*Supplied records:*
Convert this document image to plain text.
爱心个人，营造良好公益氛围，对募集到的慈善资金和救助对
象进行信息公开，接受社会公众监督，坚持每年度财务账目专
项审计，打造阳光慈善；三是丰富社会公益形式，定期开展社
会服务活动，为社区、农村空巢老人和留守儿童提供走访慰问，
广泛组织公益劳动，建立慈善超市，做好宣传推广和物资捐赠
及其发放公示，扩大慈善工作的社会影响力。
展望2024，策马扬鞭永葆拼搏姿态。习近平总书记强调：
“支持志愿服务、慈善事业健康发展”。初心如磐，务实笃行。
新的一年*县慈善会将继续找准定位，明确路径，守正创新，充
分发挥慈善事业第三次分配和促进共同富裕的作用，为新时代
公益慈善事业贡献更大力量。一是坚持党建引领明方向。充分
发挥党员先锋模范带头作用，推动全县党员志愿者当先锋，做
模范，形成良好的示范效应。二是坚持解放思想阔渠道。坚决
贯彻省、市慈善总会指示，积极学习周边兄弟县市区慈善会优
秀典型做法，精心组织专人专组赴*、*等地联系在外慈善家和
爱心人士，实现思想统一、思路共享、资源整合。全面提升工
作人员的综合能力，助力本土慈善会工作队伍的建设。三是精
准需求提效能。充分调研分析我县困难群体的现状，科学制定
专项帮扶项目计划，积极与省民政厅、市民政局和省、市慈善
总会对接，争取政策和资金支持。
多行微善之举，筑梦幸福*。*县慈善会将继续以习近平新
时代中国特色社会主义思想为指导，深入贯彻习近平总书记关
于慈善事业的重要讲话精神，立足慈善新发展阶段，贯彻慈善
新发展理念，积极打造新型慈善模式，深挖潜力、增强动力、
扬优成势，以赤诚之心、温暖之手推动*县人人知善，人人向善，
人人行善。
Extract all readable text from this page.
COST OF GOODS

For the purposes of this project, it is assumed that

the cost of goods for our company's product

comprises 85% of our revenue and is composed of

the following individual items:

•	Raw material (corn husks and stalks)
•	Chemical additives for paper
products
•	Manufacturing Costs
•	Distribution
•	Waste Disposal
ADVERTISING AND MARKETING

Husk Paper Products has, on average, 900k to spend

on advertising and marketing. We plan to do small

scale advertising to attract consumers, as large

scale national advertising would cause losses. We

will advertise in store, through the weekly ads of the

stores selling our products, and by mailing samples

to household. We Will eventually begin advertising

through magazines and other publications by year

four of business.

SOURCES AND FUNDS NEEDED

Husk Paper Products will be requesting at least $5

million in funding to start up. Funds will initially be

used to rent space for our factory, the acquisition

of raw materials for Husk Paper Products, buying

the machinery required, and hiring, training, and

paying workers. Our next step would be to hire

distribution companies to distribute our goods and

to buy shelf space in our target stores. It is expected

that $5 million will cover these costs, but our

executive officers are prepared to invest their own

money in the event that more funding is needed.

*Written task:*
Work out how many lines of the material above contain the word "would", then give only that figure.

*Exercise solution:*
2